### Materials provided
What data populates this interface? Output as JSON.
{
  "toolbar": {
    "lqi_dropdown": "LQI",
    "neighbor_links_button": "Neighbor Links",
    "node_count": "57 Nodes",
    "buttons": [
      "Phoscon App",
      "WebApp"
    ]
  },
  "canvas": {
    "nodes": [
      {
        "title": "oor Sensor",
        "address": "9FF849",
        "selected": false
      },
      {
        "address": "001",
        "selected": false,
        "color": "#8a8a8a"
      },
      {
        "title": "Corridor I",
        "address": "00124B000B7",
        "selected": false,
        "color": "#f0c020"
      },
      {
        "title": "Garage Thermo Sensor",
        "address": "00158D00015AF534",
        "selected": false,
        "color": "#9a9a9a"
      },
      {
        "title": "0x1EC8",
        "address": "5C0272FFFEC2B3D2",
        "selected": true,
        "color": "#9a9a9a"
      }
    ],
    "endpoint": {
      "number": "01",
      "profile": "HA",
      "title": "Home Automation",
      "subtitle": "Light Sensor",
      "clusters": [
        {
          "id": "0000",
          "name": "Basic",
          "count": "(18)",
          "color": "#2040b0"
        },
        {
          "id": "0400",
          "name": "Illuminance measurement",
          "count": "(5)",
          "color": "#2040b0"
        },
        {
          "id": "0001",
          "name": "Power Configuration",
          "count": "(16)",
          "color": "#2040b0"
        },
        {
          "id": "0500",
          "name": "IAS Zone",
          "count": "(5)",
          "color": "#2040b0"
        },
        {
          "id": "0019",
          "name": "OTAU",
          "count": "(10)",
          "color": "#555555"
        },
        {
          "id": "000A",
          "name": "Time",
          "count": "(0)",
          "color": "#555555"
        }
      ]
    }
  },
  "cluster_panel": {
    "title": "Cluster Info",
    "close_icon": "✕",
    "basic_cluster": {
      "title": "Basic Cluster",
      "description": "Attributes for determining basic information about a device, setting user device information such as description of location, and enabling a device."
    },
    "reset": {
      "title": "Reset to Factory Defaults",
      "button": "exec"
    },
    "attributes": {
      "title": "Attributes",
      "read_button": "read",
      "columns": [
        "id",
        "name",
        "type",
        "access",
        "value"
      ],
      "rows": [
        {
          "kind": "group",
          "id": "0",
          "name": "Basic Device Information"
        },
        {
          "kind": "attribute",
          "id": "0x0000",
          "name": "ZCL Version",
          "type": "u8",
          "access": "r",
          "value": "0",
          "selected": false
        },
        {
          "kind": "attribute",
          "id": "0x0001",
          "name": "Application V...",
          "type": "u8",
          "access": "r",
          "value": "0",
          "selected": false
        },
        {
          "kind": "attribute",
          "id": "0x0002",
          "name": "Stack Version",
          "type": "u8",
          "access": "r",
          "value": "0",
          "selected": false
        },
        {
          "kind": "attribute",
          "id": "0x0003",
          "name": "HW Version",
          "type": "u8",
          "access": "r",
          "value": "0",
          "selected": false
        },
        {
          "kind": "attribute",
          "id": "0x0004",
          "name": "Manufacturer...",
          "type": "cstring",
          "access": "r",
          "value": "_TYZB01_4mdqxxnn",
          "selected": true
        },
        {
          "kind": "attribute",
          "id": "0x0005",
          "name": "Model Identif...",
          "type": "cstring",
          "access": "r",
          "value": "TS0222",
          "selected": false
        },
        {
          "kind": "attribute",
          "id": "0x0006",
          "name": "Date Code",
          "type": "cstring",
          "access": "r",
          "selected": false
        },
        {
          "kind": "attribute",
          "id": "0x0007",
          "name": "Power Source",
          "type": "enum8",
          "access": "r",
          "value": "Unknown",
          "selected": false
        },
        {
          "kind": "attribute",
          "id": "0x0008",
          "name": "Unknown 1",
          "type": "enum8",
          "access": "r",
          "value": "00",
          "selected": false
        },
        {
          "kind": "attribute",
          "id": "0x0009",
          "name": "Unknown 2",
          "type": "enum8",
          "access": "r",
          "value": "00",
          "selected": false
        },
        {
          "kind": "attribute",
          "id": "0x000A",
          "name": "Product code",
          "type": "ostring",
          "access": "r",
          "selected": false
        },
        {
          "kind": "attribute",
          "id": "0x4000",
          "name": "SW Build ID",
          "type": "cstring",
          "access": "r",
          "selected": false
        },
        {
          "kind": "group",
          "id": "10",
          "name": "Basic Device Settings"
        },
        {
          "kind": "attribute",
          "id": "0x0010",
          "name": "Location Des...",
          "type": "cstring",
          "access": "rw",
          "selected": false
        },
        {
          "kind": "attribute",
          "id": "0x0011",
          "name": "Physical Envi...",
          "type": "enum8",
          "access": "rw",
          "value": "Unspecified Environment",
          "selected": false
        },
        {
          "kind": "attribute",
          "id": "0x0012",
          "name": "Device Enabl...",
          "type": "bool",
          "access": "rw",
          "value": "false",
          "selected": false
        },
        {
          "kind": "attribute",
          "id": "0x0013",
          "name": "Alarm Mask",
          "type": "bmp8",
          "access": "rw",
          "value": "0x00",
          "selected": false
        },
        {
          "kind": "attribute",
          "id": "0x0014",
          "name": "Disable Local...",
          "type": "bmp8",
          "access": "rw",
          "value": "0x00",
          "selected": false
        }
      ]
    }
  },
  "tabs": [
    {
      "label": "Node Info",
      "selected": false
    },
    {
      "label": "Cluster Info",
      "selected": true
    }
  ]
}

### Exercise directions
Set down all of the records shown above once more, exactly.

### Final result
What data populates this interface? Output as JSON.
{
  "toolbar": {
    "lqi_dropdown": "LQI",
    "neighbor_links_button": "Neighbor Links",
    "node_count": "57 Nodes",
    "buttons": [
      "Phoscon App",
      "WebApp"
    ]
  },
  "canvas": {
    "nodes": [
      {
        "title": "oor Sensor",
        "address": "9FF849",
        "selected": false
      },
      {
        "address": "001",
        "selected": false,
        "color": "#8a8a8a"
      },
      {
        "title": "Corridor I",
        "address": "00124B000B7",
        "selected": false,
        "color": "#f0c020"
      },
      {
        "title": "Garage Thermo Sensor",
        "address": "00158D00015AF534",
        "selected": false,
        "color": "#9a9a9a"
      },
      {
        "title": "0x1EC8",
        "address": "5C0272FFFEC2B3D2",
        "selected": true,
        "color": "#9a9a9a"
      }
    ],
    "endpoint": {
      "number": "01",
      "profile": "HA",
      "title": "Home Automation",
      "subtitle": "Light Sensor",
      "clusters": [
        {
          "id": "0000",
          "name": "Basic",
          "count": "(18)",
          "color": "#2040b0"
        },
        {
          "id": "0400",
          "name": "Illuminance measurement",
          "count": "(5)",
          "color": "#2040b0"
        },
        {
          "id": "0001",
          "name": "Power Configuration",
          "count": "(16)",
          "color": "#2040b0"
        },
        {
          "id": "0500",
          "name": "IAS Zone",
          "count": "(5)",
          "color": "#2040b0"
        },
        {
          "id": "0019",
          "name": "OTAU",
          "count": "(10)",
          "color": "#555555"
        },
        {
          "id": "000A",
          "name": "Time",
          "count": "(0)",
          "color": "#555555"
        }
      ]
    }
  },
  "cluster_panel": {
    "title": "Cluster Info",
    "close_icon": "✕",
    "basic_cluster": {
      "title": "Basic Cluster",
      "description": "Attributes for determining basic information about a device, setting user device information such as description of location, and enabling a device."
    },
    "reset": {
      "title": "Reset to Factory Defaults",
      "button": "exec"
    },
    "attributes": {
      "title": "Attributes",
      "read_button": "read",
      "columns": [
        "id",
        "name",
        "type",
        "access",
        "value"
      ],
      "rows": [
        {
          "kind": "group",
          "id": "0",
          "name": "Basic Device Information"
        },
        {
          "kind": "attribute",
          "id": "0x0000",
          "name": "ZCL Version",
          "type": "u8",
          "access": "r",
          "value": "0",
          "selected": false
        },
        {
          "kind": "attribute",
          "id": "0x0001",
          "name": "Application V...",
          "type": "u8",
          "access": "r",
          "value": "0",
          "selected": false
        },
        {
          "kind": "attribute",
          "id": "0x0002",
          "name": "Stack Version",
          "type": "u8",
          "access": "r",
          "value": "0",
          "selected": false
        },
        {
          "kind": "attribute",
          "id": "0x0003",
          "name": "HW Version",
          "type": "u8",
          "access": "r",
          "value": "0",
          "selected": false
        },
        {
          "kind": "attribute",
          "id": "0x0004",
          "name": "Manufacturer...",
          "type": "cstring",
          "access": "r",
          "value": "_TYZB01_4mdqxxnn",
          "selected": true
        },
        {
          "kind": "attribute",
          "id": "0x0005",
          "name": "Model Identif...",
          "type": "cstring",
          "access": "r",
          "value": "TS0222",
          "selected": false
        },
        {
          "kind": "attribute",
          "id": "0x0006",
          "name": "Date Code",
          "type": "cstring",
          "access": "r",
          "selected": false
        },
        {
          "kind": "attribute",
          "id": "0x0007",
          "name": "Power Source",
          "type": "enum8",
          "access": "r",
          "value": "Unknown",
          "selected": false
        },
        {
          "kind": "attribute",
          "id": "0x0008",
          "name": "Unknown 1",
          "type": "enum8",
          "access": "r",
          "value": "00",
          "selected": false
        },
        {
          "kind": "attribute",
          "id": "0x0009",
          "name": "Unknown 2",
          "type": "enum8",
          "access": "r",
          "value": "00",
          "selected": false
        },
        {
          "kind": "attribute",
          "id": "0x000A",
          "name": "Product code",
          "type": "ostring",
          "access": "r",
          "selected": false
        },
        {
          "kind": "attribute",
          "id": "0x4000",
          "name": "SW Build ID",
          "type": "cstring",
          "access": "r",
          "selected": false
        },
        {
          "kind": "group",
          "id": "10",
          "name": "Basic Device Settings"
        },
        {
          "kind": "attribute",
          "id": "0x0010",
          "name": "Location Des...",
          "type": "cstring",
          "access": "rw",
          "selected": false
        },
        {
          "kind": "attribute",
          "id": "0x0011",
          "name": "Physical Envi...",
          "type": "enum8",
          "access": "rw",
          "value": "Unspecified Environment",
          "selected": false
        },
        {
          "kind": "attribute",
          "id": "0x0012",
          "name": "Device Enabl...",
          "type": "bool",
          "access": "rw",
          "value": "false",
          "selected": false
        },
        {
          "kind": "attribute",
          "id": "0x0013",
          "name": "Alarm Mask",
          "type": "bmp8",
          "access": "rw",
          "value": "0x00",
          "selected": false
        },
        {
          "kind": "attribute",
          "id": "0x0014",
          "name": "Disable Local...",
          "type": "bmp8",
          "access": "rw",
          "value": "0x00",
          "selected": false
        }
      ]
    }
  },
  "tabs": [
    {
      "label": "Node Info",
      "selected": false
    },
    {
      "label": "Cluster Info",
      "selected": true
    }
  ]
}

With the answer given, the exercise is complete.